== DOCUMENT SECTION ==

This month’s research news features discoveries by three researchers in the CURE Epilepsy community and their teams. The first study, by CURE Epilepsy advisor and former grantee Dr. Manisha Patel, discovered a potential role in epilepsy for mitochondrial superoxide, a substance found in the brain. The second study, featuring the work of CURE Epilepsy grantee Dr. Xiaoming Jin and colleagues, highlights that the development of post-traumatic epilepsy following a traumatic brain injury can be blocked by interfering with certain mechanisms of signaling between neurons in the brain. Finally, we share the work of CURE Epilepsy-supported researcher Dr. Jeanne Paz, who identified a specific molecule in a part of the brain called the thalamus that plays a key role in secondary effects of brain injury, such as sleep disruption, epileptic activity, and inflammation.
Also included in this month’s news is work demonstrating that cellular reprogramming can reduce epileptic seizures in a mouse model of mesial temporal lobe epilepsy, and a study investigating the link between epilepsy and autism.
Summaries of these research discoveries can be found below.

===
== DATA EXTRACTS ==

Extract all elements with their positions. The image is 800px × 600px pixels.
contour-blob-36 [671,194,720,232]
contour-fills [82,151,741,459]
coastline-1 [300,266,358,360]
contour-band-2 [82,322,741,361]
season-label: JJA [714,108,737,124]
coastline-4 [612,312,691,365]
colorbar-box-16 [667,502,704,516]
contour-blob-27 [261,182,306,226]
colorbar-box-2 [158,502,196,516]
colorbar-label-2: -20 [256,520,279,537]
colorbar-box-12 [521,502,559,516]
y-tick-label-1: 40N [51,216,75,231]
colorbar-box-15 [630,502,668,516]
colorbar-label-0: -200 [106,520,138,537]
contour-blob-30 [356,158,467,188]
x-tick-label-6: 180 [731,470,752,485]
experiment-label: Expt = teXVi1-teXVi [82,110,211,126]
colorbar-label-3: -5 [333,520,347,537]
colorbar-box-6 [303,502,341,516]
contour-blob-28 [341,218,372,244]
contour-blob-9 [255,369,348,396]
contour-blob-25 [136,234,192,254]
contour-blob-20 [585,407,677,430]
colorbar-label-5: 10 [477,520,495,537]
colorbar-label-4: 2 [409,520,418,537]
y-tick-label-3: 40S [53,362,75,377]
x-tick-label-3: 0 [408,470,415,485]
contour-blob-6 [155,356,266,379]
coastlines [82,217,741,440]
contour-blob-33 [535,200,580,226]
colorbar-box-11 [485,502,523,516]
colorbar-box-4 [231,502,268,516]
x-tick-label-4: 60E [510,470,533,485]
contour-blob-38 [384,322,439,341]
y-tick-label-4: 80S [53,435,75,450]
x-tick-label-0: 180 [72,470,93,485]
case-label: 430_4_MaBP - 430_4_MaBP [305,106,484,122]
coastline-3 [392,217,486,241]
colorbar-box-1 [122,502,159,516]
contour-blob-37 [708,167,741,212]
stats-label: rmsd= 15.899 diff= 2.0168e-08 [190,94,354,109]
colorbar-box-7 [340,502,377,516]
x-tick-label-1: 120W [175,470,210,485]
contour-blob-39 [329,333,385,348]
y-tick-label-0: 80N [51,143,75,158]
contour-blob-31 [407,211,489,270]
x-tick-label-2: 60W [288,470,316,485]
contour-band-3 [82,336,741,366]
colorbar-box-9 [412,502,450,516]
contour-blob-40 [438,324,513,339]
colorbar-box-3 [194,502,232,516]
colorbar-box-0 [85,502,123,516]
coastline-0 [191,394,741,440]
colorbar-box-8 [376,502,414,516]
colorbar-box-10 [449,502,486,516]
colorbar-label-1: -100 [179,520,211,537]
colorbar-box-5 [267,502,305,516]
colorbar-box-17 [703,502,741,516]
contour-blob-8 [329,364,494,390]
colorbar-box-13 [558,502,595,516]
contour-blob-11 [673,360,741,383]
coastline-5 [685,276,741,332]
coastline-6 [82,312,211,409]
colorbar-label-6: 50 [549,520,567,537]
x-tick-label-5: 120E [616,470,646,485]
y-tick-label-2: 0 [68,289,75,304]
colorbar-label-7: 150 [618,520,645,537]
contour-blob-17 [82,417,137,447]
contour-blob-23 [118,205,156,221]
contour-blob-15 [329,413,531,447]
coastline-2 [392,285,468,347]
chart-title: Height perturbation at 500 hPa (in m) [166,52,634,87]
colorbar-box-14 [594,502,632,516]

===

TASK STATEMENT — According to the epilepsy research news summary, in which part of the brain did Dr. Jeanne Paz identify a molecule that plays a key role in secondary effects of brain injury?

ANSWER SPACE — The thalamus.